Problem to work on> Tally the lines containing the word "this", and report the tally alone.
— START Information shown —
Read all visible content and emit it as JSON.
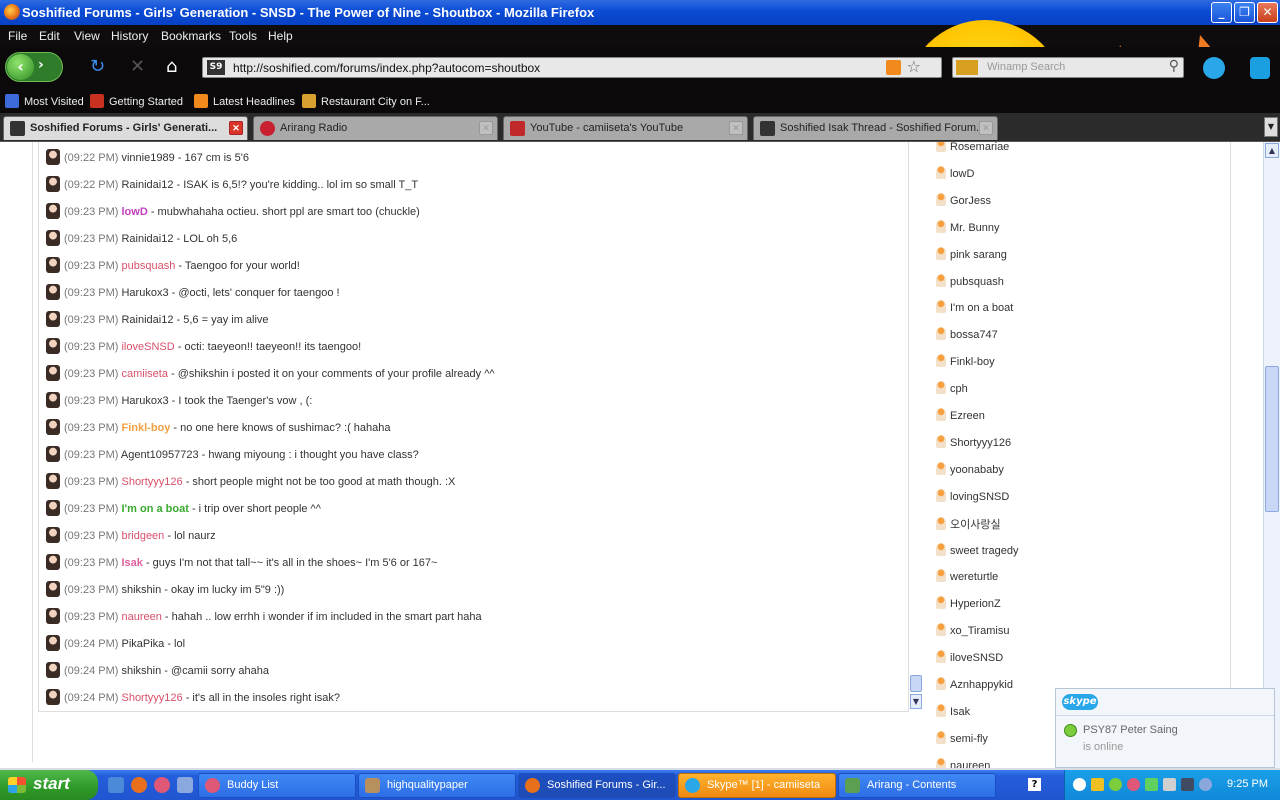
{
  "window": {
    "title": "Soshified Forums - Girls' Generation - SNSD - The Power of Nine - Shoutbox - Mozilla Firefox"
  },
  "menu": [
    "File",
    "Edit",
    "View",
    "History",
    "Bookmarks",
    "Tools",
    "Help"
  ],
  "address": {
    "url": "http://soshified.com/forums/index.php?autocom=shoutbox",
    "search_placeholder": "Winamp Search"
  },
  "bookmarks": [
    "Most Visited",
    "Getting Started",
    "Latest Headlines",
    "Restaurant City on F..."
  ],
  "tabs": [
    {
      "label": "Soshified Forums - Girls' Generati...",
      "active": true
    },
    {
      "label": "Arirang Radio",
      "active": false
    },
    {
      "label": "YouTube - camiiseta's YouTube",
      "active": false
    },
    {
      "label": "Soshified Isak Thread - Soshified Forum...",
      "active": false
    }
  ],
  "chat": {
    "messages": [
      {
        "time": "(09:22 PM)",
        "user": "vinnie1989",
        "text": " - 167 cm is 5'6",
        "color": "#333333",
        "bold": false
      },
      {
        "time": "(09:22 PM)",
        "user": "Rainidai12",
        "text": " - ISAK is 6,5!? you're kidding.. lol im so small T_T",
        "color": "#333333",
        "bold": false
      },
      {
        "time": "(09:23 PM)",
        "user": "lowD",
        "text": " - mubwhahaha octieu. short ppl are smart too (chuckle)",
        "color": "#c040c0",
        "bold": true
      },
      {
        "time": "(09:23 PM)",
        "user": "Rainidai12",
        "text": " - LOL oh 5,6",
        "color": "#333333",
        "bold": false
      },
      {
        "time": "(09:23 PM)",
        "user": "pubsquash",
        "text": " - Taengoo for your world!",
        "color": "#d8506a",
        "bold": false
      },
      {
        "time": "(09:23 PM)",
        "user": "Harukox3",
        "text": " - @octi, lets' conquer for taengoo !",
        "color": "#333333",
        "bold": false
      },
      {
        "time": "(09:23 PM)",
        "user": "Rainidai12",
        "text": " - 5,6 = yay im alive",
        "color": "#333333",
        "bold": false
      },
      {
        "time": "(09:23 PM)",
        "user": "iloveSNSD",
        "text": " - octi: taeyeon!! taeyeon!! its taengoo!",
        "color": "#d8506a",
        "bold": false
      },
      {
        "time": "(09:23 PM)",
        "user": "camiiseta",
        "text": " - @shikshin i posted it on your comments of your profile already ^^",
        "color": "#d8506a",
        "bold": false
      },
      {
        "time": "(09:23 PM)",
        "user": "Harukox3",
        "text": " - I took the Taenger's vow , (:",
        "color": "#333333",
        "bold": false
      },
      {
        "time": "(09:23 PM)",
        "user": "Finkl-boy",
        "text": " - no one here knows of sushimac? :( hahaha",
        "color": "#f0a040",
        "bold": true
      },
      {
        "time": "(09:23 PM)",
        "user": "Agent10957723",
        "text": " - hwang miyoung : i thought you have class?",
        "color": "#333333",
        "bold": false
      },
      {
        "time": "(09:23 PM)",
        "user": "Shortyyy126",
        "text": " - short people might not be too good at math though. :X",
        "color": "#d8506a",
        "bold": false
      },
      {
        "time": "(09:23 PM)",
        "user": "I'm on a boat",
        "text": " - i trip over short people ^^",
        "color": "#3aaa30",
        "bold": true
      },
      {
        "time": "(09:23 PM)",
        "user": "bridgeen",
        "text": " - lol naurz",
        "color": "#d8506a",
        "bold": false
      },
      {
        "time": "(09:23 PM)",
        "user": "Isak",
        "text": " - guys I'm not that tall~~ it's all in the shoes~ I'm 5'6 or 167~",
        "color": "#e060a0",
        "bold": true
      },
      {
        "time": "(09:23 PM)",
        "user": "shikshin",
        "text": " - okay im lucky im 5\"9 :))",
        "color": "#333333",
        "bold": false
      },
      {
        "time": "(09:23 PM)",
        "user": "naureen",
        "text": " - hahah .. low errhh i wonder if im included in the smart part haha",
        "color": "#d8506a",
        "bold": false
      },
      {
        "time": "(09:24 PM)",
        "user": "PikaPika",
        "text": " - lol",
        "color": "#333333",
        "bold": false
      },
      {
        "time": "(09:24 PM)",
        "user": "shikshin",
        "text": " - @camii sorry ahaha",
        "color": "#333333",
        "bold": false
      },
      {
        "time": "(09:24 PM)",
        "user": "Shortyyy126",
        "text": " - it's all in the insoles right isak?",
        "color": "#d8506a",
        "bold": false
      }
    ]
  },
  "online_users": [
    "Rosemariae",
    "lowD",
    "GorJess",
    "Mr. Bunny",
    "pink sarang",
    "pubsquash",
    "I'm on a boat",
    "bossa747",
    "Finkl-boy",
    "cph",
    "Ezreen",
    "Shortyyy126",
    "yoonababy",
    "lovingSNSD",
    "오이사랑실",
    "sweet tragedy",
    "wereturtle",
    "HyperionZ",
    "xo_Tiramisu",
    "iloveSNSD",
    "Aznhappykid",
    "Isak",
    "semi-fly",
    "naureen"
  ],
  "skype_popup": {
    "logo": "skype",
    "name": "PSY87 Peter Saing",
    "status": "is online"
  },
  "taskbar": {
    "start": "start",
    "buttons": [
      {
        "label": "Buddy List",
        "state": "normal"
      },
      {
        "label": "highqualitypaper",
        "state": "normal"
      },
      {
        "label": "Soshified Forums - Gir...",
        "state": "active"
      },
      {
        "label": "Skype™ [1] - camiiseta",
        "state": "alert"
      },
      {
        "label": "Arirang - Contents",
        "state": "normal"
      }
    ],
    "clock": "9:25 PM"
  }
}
— END Information shown —
— START Information shown —
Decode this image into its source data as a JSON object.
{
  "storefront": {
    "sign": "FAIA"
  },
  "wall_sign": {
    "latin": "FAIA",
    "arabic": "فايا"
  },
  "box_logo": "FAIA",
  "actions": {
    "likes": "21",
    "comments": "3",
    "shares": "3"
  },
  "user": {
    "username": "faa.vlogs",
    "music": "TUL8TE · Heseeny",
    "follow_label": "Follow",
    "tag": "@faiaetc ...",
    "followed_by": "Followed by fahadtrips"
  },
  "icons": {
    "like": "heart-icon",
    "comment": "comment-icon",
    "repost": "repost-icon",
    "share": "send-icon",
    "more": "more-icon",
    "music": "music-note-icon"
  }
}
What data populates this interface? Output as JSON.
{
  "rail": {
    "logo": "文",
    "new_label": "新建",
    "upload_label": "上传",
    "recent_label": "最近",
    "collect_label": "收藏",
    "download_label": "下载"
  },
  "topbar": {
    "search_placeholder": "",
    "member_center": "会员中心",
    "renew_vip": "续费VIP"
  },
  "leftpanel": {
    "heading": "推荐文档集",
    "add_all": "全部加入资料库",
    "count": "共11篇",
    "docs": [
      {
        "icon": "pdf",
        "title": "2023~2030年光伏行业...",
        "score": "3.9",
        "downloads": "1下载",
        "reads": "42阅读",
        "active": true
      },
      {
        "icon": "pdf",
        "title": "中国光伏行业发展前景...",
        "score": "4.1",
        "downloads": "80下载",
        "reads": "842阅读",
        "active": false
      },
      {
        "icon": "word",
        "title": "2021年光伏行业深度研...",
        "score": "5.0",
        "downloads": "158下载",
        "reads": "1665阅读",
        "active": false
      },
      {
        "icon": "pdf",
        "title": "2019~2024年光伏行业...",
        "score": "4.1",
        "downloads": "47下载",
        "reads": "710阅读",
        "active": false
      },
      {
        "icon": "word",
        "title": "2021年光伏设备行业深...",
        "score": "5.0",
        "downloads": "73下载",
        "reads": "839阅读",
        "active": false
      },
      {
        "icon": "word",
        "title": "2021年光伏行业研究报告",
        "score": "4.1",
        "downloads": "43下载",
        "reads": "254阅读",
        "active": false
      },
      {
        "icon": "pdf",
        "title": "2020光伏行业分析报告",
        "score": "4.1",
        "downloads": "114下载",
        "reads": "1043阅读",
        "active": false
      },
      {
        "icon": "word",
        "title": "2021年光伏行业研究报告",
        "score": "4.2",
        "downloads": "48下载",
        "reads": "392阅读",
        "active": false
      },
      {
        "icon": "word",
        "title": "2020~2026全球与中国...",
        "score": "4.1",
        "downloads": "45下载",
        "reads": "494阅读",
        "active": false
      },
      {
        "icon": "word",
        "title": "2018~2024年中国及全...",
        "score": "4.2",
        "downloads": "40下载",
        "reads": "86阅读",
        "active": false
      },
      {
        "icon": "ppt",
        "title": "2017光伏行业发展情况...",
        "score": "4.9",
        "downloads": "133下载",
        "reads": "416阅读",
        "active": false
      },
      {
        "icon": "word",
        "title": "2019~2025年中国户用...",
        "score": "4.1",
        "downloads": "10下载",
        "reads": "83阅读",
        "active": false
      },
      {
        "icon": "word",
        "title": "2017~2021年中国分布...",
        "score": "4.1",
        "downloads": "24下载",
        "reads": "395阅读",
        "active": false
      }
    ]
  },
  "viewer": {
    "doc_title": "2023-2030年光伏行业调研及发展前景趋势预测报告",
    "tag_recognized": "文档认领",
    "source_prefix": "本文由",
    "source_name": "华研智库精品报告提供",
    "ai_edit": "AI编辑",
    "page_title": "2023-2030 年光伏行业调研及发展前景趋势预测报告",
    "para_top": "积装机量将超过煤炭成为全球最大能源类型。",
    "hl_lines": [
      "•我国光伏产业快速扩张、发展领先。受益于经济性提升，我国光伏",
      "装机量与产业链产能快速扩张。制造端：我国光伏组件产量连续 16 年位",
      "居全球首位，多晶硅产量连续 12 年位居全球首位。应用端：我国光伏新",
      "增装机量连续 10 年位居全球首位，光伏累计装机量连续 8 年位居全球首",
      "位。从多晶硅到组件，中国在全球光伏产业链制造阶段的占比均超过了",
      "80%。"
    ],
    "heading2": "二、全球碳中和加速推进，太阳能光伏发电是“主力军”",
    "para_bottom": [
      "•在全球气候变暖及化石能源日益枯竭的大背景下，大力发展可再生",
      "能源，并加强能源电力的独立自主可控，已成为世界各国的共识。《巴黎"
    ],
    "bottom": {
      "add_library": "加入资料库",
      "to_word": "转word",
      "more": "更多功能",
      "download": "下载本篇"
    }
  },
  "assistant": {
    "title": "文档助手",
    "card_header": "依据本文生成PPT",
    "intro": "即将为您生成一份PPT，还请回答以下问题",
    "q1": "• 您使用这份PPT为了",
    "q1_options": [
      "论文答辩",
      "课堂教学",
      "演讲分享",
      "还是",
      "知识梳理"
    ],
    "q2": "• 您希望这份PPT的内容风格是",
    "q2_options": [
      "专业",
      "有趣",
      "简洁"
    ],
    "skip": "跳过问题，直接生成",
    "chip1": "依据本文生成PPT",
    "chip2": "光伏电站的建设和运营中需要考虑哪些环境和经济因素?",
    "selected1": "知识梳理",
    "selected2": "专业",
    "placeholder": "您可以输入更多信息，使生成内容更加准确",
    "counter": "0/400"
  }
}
— END Information shown —
Task solution> 2